§ **What is expected**: Copy out each line of the data that holds the word "Forêt".

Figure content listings
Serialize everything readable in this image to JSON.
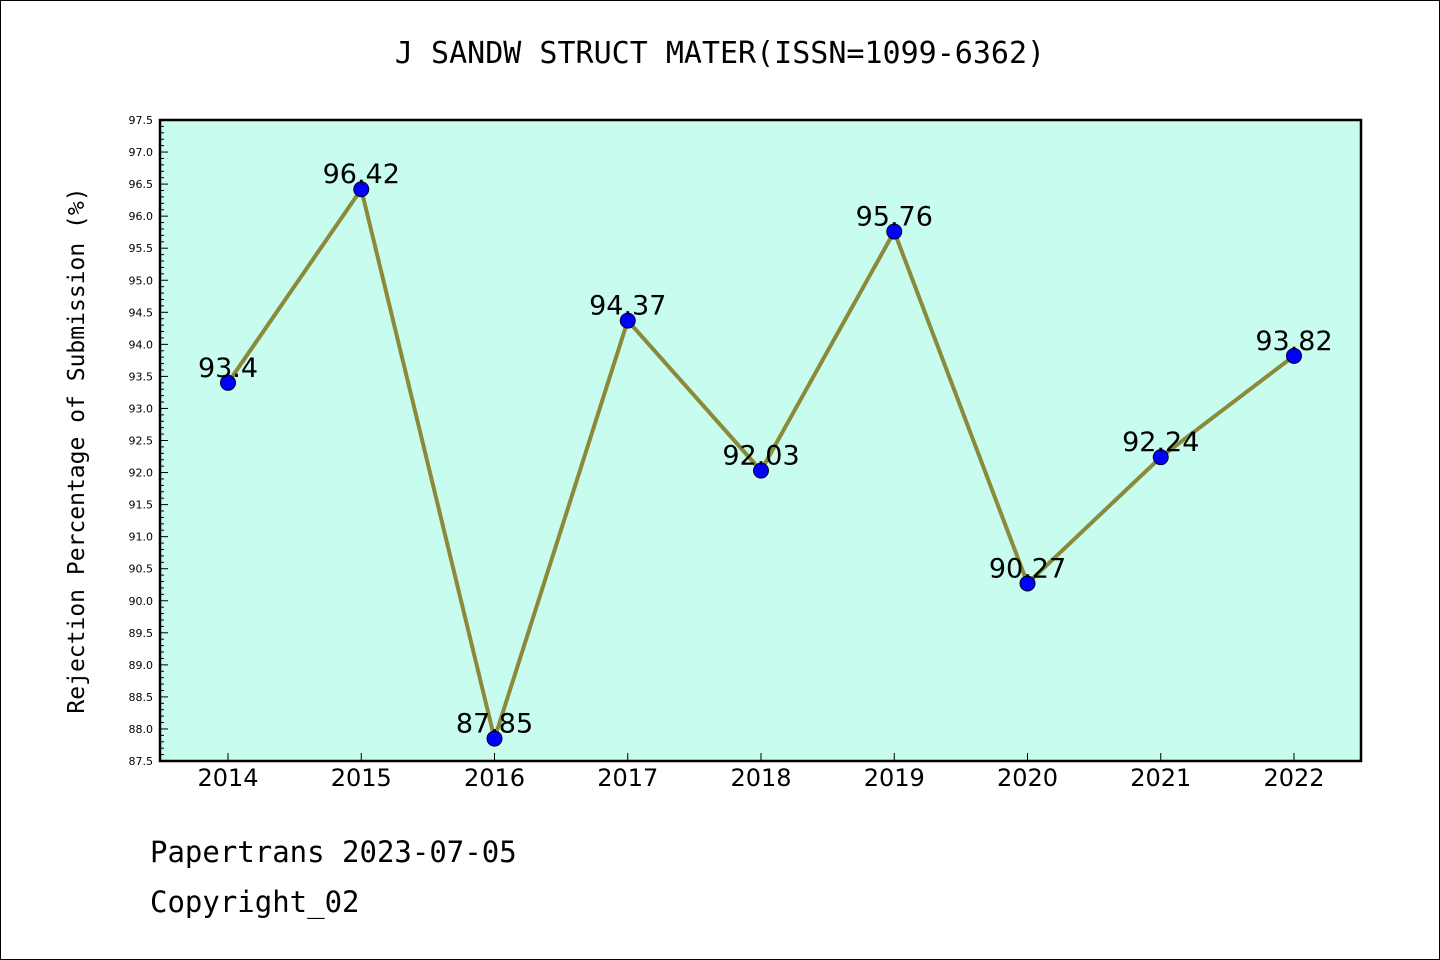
{
  "chart_data": {
    "type": "line",
    "title": "J SANDW STRUCT MATER(ISSN=1099-6362)",
    "xlabel": "",
    "ylabel": "Rejection Percentage of Submission (%)",
    "categories": [
      "2014",
      "2015",
      "2016",
      "2017",
      "2018",
      "2019",
      "2020",
      "2021",
      "2022"
    ],
    "values": [
      93.4,
      96.42,
      87.85,
      94.37,
      92.03,
      95.76,
      90.27,
      92.24,
      93.82
    ],
    "data_labels": [
      "93.4",
      "96.42",
      "87.85",
      "94.37",
      "92.03",
      "95.76",
      "90.27",
      "92.24",
      "93.82"
    ],
    "ylim": [
      87.5,
      97.5
    ],
    "yticks": [
      "87.5",
      "88.0",
      "88.5",
      "89.0",
      "89.5",
      "90.0",
      "90.5",
      "91.0",
      "91.5",
      "92.0",
      "92.5",
      "93.0",
      "93.5",
      "94.0",
      "94.5",
      "95.0",
      "95.5",
      "96.0",
      "96.5",
      "97.0",
      "97.5"
    ],
    "grid": false,
    "colors": {
      "plot_background": "#c8fcee",
      "line": "#8a8a3a",
      "marker": "#0000ff"
    }
  },
  "footer": {
    "line1": "Papertrans 2023-07-05",
    "line2": "Copyright_02"
  }
}
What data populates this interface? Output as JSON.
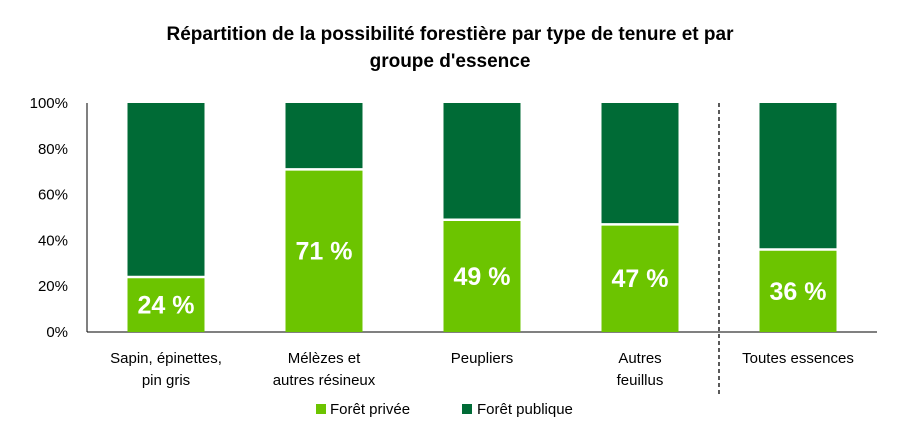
{
  "chart_data": {
    "type": "bar",
    "stacked": true,
    "normalized": true,
    "title_lines": [
      "Répartition de la possibilité forestière par type de tenure et par",
      "groupe d'essence"
    ],
    "categories": [
      [
        "Sapin, épinettes,",
        "pin gris"
      ],
      [
        "Mélèzes et",
        "autres résineux"
      ],
      [
        "Peupliers"
      ],
      [
        "Autres",
        "feuillus"
      ],
      [
        "Toutes essences"
      ]
    ],
    "series": [
      {
        "name": "Forêt privée",
        "color": "#6cc400",
        "values": [
          24,
          71,
          49,
          47,
          36
        ]
      },
      {
        "name": "Forêt publique",
        "color": "#006b36",
        "values": [
          76,
          29,
          51,
          53,
          64
        ]
      }
    ],
    "data_labels": [
      "24 %",
      "71 %",
      "49 %",
      "47 %",
      "36 %"
    ],
    "y_ticks": [
      "0%",
      "20%",
      "40%",
      "60%",
      "80%",
      "100%"
    ],
    "ylim": [
      0,
      100
    ],
    "separator_before_category": 4,
    "grid": false,
    "legend_position": "bottom"
  }
}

§ **Task response**:
        "name": "Forêt privée",
        "name": "Forêt publique",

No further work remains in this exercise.